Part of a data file
● ● ● ●

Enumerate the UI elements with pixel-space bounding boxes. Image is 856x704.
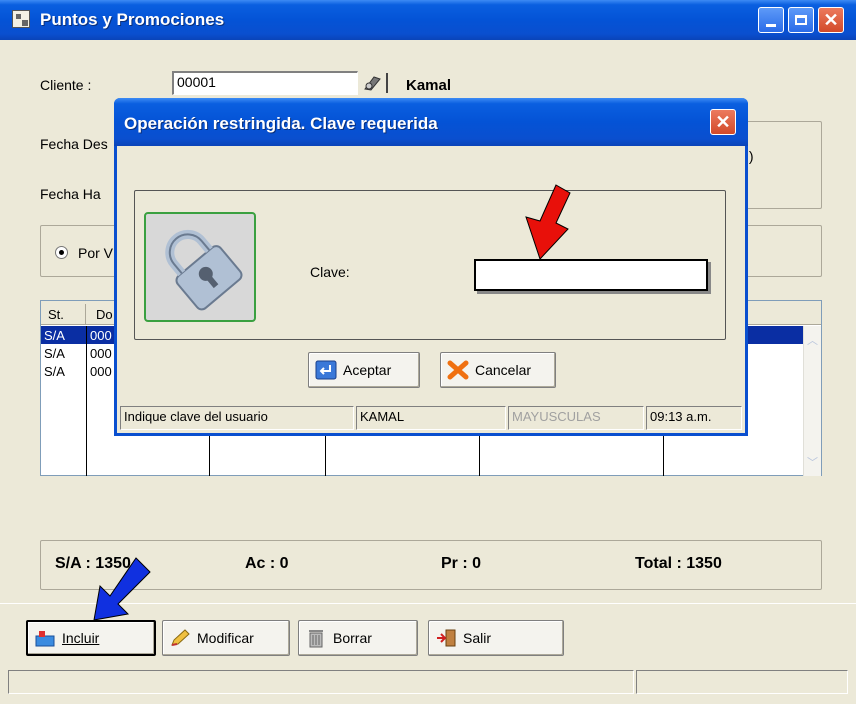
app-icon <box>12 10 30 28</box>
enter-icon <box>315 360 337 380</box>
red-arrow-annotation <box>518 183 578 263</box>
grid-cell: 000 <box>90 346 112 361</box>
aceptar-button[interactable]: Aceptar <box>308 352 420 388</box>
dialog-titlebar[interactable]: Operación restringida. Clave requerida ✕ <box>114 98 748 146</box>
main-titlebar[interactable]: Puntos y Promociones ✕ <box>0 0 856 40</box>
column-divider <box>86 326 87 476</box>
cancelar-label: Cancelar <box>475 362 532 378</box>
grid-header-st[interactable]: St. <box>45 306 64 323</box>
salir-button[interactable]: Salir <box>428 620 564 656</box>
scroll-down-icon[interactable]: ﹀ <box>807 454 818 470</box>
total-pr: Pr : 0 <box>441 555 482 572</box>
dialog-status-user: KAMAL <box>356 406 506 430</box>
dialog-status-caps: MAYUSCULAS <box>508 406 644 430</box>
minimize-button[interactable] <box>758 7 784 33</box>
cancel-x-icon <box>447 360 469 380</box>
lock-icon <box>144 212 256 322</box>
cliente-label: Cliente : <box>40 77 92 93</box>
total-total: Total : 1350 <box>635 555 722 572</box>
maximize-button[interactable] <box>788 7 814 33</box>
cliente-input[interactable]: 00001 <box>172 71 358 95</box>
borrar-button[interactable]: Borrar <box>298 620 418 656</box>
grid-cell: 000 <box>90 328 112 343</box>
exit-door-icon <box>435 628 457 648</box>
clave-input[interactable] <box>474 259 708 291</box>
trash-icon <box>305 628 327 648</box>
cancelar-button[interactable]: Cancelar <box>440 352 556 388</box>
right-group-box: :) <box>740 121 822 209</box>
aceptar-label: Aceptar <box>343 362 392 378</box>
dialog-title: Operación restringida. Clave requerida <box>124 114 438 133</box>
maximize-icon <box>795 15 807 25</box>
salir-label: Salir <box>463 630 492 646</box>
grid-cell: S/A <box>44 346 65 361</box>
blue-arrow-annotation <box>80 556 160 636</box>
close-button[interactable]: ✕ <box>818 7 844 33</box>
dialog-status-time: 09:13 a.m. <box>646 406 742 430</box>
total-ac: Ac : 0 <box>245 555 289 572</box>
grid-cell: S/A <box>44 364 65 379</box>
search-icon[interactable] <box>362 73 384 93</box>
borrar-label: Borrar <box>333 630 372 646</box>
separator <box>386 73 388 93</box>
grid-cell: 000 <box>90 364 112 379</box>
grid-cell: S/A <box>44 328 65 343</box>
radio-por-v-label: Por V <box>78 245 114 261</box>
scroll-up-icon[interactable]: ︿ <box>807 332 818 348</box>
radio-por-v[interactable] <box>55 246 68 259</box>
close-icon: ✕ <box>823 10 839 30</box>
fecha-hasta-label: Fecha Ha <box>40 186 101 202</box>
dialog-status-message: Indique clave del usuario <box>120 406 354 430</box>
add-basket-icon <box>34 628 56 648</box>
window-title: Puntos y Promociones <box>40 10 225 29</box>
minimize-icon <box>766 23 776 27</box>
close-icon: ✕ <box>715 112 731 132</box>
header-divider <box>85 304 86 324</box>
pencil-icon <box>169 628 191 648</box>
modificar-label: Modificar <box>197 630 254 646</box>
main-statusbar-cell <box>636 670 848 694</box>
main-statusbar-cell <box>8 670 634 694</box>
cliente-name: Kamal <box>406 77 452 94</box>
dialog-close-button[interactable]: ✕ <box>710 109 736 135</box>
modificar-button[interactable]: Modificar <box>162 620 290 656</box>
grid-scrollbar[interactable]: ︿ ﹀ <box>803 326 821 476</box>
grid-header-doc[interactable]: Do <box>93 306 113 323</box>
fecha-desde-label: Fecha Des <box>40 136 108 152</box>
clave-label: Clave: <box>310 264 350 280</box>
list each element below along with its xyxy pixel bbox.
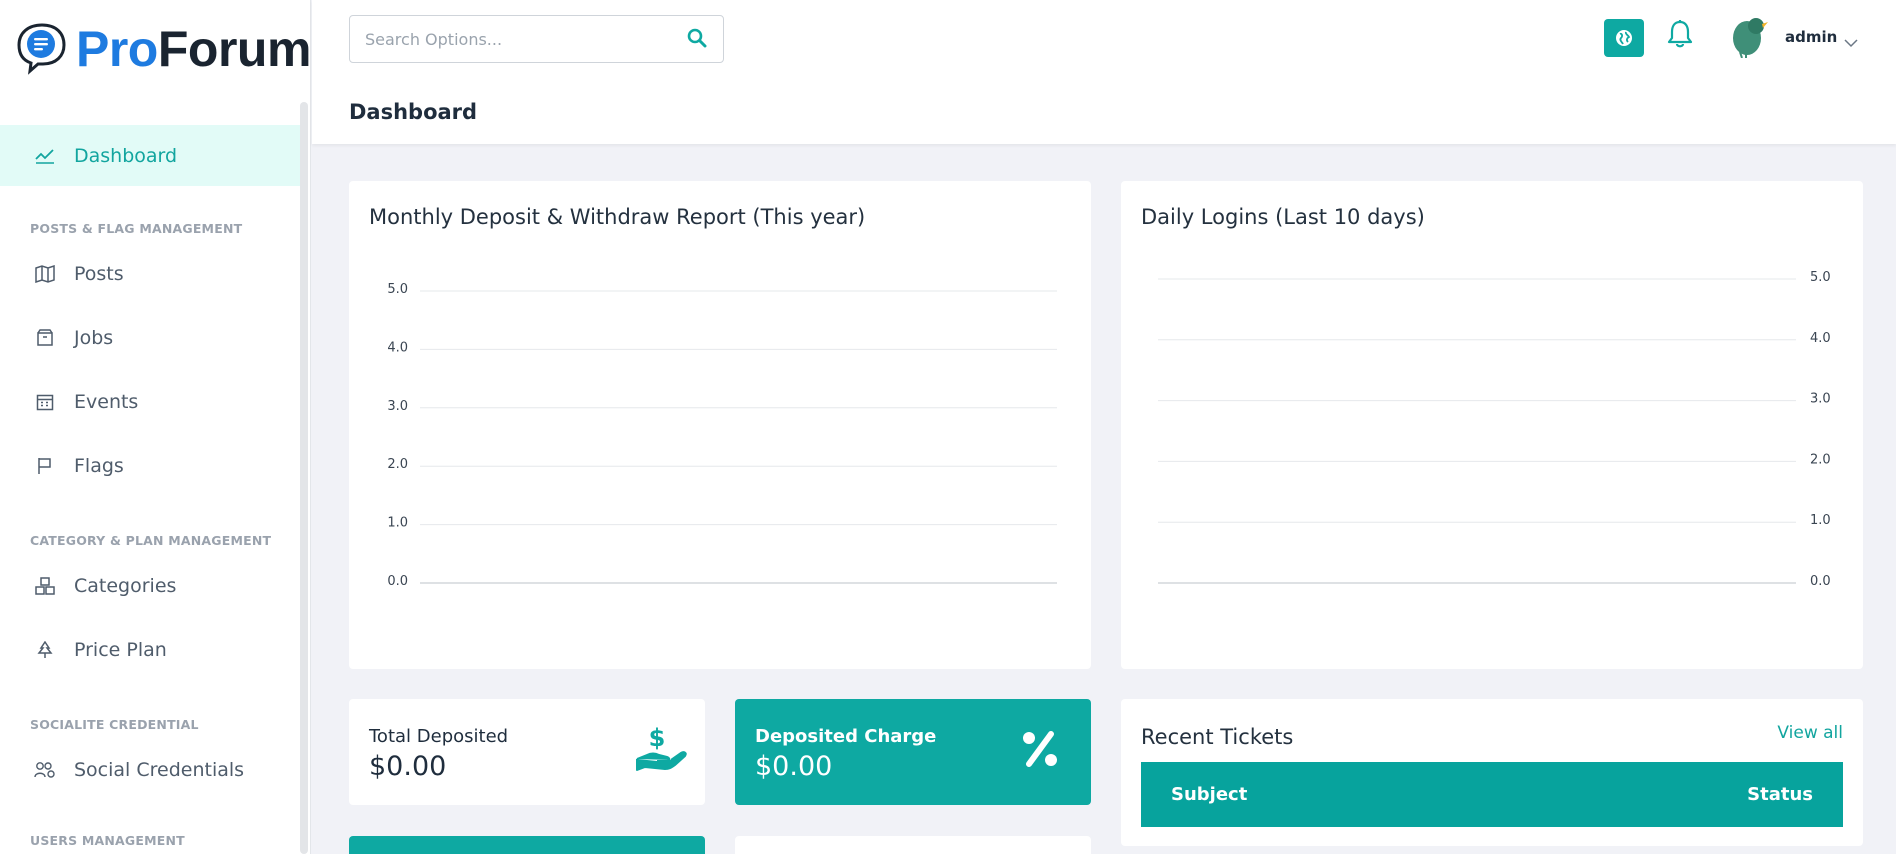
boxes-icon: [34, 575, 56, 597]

● ● ● ●

Stated problem: Retype every line of the records above without any changes, and leave out the pictures.

Exercise output:
Enumerate the UI elements with pixel-space bounding boxes. Image is 856x704.
app-icon <box>12 10 30 28</box>
enter-icon <box>315 360 337 380</box>
red-arrow-annotation <box>518 183 578 263</box>
grid-cell: 000 <box>90 346 112 361</box>
aceptar-button[interactable]: Aceptar <box>308 352 420 388</box>
dialog-titlebar[interactable]: Operación restringida. Clave requerida ✕ <box>114 98 748 146</box>
main-titlebar[interactable]: Puntos y Promociones ✕ <box>0 0 856 40</box>
column-divider <box>86 326 87 476</box>
cancelar-label: Cancelar <box>475 362 532 378</box>
grid-header-st[interactable]: St. <box>45 306 64 323</box>
salir-button[interactable]: Salir <box>428 620 564 656</box>
scroll-down-icon[interactable]: ﹀ <box>807 454 818 470</box>
total-pr: Pr : 0 <box>441 555 482 572</box>
dialog-status-user: KAMAL <box>356 406 506 430</box>
dialog-status-caps: MAYUSCULAS <box>508 406 644 430</box>
minimize-button[interactable] <box>758 7 784 33</box>
cancel-x-icon <box>447 360 469 380</box>
lock-icon <box>144 212 256 322</box>
cliente-label: Cliente : <box>40 77 92 93</box>
total-total: Total : 1350 <box>635 555 722 572</box>
maximize-button[interactable] <box>788 7 814 33</box>
cliente-input[interactable]: 00001 <box>172 71 358 95</box>
borrar-button[interactable]: Borrar <box>298 620 418 656</box>
grid-cell: 000 <box>90 328 112 343</box>
exit-door-icon <box>435 628 457 648</box>
clave-input[interactable] <box>474 259 708 291</box>
trash-icon <box>305 628 327 648</box>
cancelar-button[interactable]: Cancelar <box>440 352 556 388</box>
right-group-box: :) <box>740 121 822 209</box>
aceptar-label: Aceptar <box>343 362 392 378</box>
dialog-title: Operación restringida. Clave requerida <box>124 114 438 133</box>
maximize-icon <box>795 15 807 25</box>
salir-label: Salir <box>463 630 492 646</box>
grid-cell: S/A <box>44 346 65 361</box>
blue-arrow-annotation <box>80 556 160 636</box>
close-button[interactable]: ✕ <box>818 7 844 33</box>
dialog-status-time: 09:13 a.m. <box>646 406 742 430</box>
total-ac: Ac : 0 <box>245 555 289 572</box>
grid-cell: S/A <box>44 364 65 379</box>
search-icon[interactable] <box>362 73 384 93</box>
borrar-label: Borrar <box>333 630 372 646</box>
separator <box>386 73 388 93</box>
grid-cell: 000 <box>90 364 112 379</box>
grid-cell: S/A <box>44 328 65 343</box>
radio-por-v-label: Por V <box>78 245 114 261</box>
scroll-up-icon[interactable]: ︿ <box>807 332 818 348</box>
radio-por-v[interactable] <box>55 246 68 259</box>
close-icon: ✕ <box>823 10 839 30</box>
fecha-hasta-label: Fecha Ha <box>40 186 101 202</box>
dialog-status-message: Indique clave del usuario <box>120 406 354 430</box>
add-basket-icon <box>34 628 56 648</box>
window-title: Puntos y Promociones <box>40 10 225 29</box>
minimize-icon <box>766 23 776 27</box>
close-icon: ✕ <box>715 112 731 132</box>
header-divider <box>85 304 86 324</box>
pencil-icon <box>169 628 191 648</box>
modificar-label: Modificar <box>197 630 254 646</box>
main-statusbar-cell <box>636 670 848 694</box>
main-statusbar-cell <box>8 670 634 694</box>
cliente-name: Kamal <box>406 77 452 94</box>
dialog-close-button[interactable]: ✕ <box>710 109 736 135</box>
modificar-button[interactable]: Modificar <box>162 620 290 656</box>
grid-scrollbar[interactable]: ︿ ﹀ <box>803 326 821 476</box>
grid-header-doc[interactable]: Do <box>93 306 113 323</box>
fecha-desde-label: Fecha Des <box>40 136 108 152</box>
clave-label: Clave: <box>310 264 350 280</box>
list each element below along with its xyxy pixel bbox.
boxes-icon: [34, 575, 56, 597]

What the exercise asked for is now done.